What needs to be done. Please copy the material below word for word, starting with the line that contains "For every button, label, input, icon, or" and ending with the line that contains "sell-amount-cell: 0 (727, 346, 870, 407)", including both of those lines and nothing else.

## Start Dataset excerpts

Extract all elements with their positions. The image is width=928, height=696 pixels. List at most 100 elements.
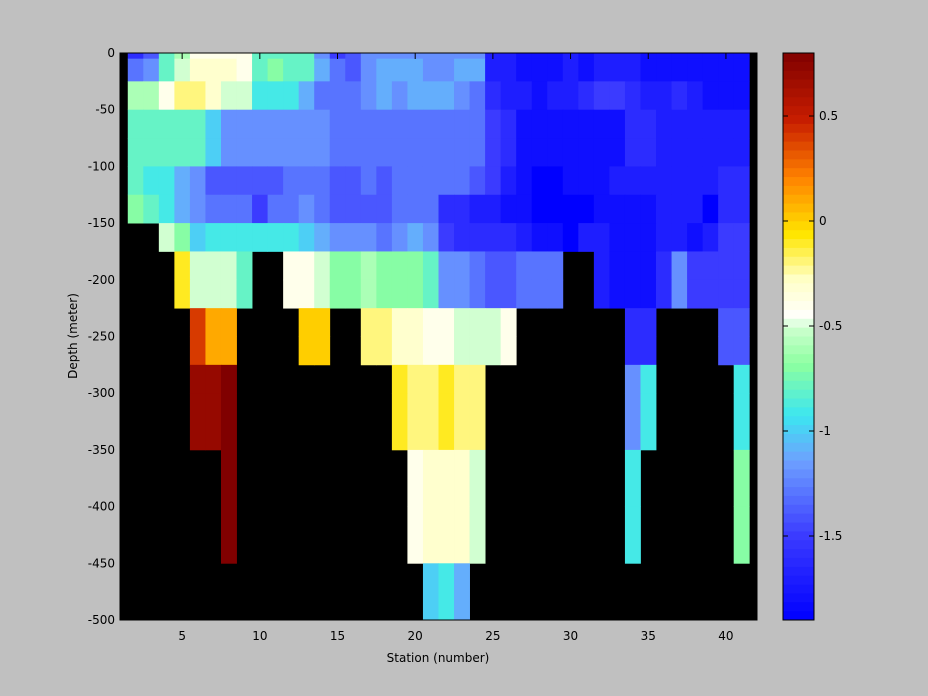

## End Dataset excerpts
## Start Dataset excerpts

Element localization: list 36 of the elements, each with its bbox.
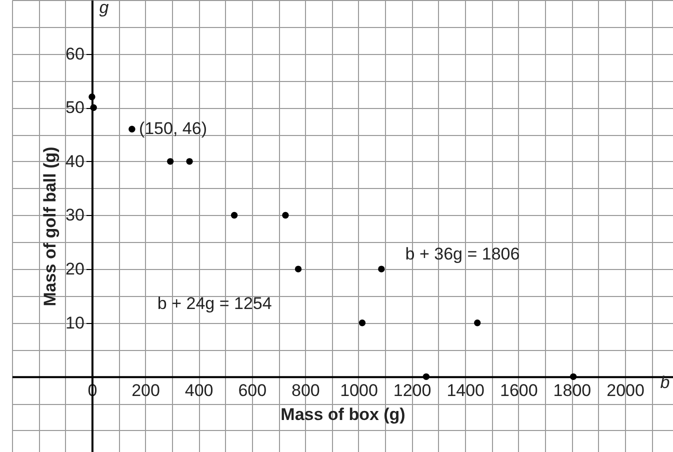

## End Dataset excerpts
## Start Dataset excerpts

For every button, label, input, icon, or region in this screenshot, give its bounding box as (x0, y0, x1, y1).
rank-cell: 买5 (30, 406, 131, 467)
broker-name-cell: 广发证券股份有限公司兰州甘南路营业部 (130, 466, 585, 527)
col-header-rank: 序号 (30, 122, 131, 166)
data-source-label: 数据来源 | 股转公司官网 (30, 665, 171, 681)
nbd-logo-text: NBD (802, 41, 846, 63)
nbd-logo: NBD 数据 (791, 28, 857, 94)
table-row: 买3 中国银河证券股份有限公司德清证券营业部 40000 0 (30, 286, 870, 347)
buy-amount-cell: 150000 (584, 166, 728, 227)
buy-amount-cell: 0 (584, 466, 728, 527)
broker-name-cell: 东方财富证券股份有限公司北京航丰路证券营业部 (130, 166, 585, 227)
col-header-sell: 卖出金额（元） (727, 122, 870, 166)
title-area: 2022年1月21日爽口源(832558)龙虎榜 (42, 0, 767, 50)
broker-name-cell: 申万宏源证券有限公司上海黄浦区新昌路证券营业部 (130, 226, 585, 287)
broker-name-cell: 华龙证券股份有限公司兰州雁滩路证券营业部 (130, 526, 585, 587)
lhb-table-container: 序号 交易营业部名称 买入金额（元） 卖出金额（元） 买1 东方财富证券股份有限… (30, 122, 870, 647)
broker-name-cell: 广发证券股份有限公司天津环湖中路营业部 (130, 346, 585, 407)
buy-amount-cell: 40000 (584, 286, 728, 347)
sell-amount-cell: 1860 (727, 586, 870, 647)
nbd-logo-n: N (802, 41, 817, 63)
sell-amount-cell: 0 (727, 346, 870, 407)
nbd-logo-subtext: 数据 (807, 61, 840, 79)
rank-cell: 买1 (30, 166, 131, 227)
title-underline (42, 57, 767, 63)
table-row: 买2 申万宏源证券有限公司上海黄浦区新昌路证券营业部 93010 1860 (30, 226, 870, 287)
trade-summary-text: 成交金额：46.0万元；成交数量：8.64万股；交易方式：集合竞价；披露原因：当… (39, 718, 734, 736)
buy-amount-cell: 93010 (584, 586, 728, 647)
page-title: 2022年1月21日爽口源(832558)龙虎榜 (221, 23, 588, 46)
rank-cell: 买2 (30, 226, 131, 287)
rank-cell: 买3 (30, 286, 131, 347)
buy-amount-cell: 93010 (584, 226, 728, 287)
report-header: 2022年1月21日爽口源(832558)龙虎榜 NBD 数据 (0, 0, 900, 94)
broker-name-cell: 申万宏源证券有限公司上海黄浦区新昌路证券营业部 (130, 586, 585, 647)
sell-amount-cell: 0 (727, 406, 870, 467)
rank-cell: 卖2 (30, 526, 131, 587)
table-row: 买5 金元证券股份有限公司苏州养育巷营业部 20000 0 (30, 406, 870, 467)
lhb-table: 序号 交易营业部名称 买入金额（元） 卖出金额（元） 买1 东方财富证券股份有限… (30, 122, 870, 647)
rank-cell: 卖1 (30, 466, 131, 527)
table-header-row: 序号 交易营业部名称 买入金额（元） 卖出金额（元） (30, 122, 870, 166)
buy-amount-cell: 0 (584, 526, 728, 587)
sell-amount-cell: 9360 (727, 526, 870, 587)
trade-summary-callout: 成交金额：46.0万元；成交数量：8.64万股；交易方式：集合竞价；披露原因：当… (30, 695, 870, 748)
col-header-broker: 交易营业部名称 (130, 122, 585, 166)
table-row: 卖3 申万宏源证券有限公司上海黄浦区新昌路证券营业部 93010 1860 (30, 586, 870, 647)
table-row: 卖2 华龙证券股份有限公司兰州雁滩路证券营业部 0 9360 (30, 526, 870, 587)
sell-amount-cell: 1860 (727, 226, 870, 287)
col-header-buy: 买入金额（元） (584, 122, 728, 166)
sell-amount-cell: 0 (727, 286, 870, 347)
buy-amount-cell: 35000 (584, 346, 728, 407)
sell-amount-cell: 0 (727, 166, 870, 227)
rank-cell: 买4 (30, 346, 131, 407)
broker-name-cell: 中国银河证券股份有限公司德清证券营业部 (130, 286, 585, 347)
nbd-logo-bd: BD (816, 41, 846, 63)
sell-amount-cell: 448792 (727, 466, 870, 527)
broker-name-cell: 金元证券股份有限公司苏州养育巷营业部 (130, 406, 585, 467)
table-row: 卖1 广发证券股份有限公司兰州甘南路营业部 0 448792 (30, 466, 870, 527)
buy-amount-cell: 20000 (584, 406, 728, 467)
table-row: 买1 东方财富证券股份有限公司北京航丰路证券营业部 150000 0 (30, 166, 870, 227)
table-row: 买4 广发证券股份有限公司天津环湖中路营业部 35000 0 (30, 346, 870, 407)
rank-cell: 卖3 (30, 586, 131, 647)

## End Dataset excerpts

Complete output.
For every button, label, input, icon, or region in this screenshot, give its bounding box as (x0, y0, x1, y1).
rank-cell: 买5 (30, 406, 131, 467)
broker-name-cell: 广发证券股份有限公司兰州甘南路营业部 (130, 466, 585, 527)
col-header-rank: 序号 (30, 122, 131, 166)
data-source-label: 数据来源 | 股转公司官网 (30, 665, 171, 681)
nbd-logo-text: NBD (802, 41, 846, 63)
nbd-logo: NBD 数据 (791, 28, 857, 94)
table-row: 买3 中国银河证券股份有限公司德清证券营业部 40000 0 (30, 286, 870, 347)
buy-amount-cell: 150000 (584, 166, 728, 227)
buy-amount-cell: 0 (584, 466, 728, 527)
broker-name-cell: 东方财富证券股份有限公司北京航丰路证券营业部 (130, 166, 585, 227)
col-header-sell: 卖出金额（元） (727, 122, 870, 166)
title-area: 2022年1月21日爽口源(832558)龙虎榜 (42, 0, 767, 50)
broker-name-cell: 申万宏源证券有限公司上海黄浦区新昌路证券营业部 (130, 226, 585, 287)
broker-name-cell: 华龙证券股份有限公司兰州雁滩路证券营业部 (130, 526, 585, 587)
lhb-table-container: 序号 交易营业部名称 买入金额（元） 卖出金额（元） 买1 东方财富证券股份有限… (30, 122, 870, 647)
broker-name-cell: 广发证券股份有限公司天津环湖中路营业部 (130, 346, 585, 407)
buy-amount-cell: 40000 (584, 286, 728, 347)
sell-amount-cell: 1860 (727, 586, 870, 647)
nbd-logo-n: N (802, 41, 817, 63)
sell-amount-cell: 0 (727, 346, 870, 407)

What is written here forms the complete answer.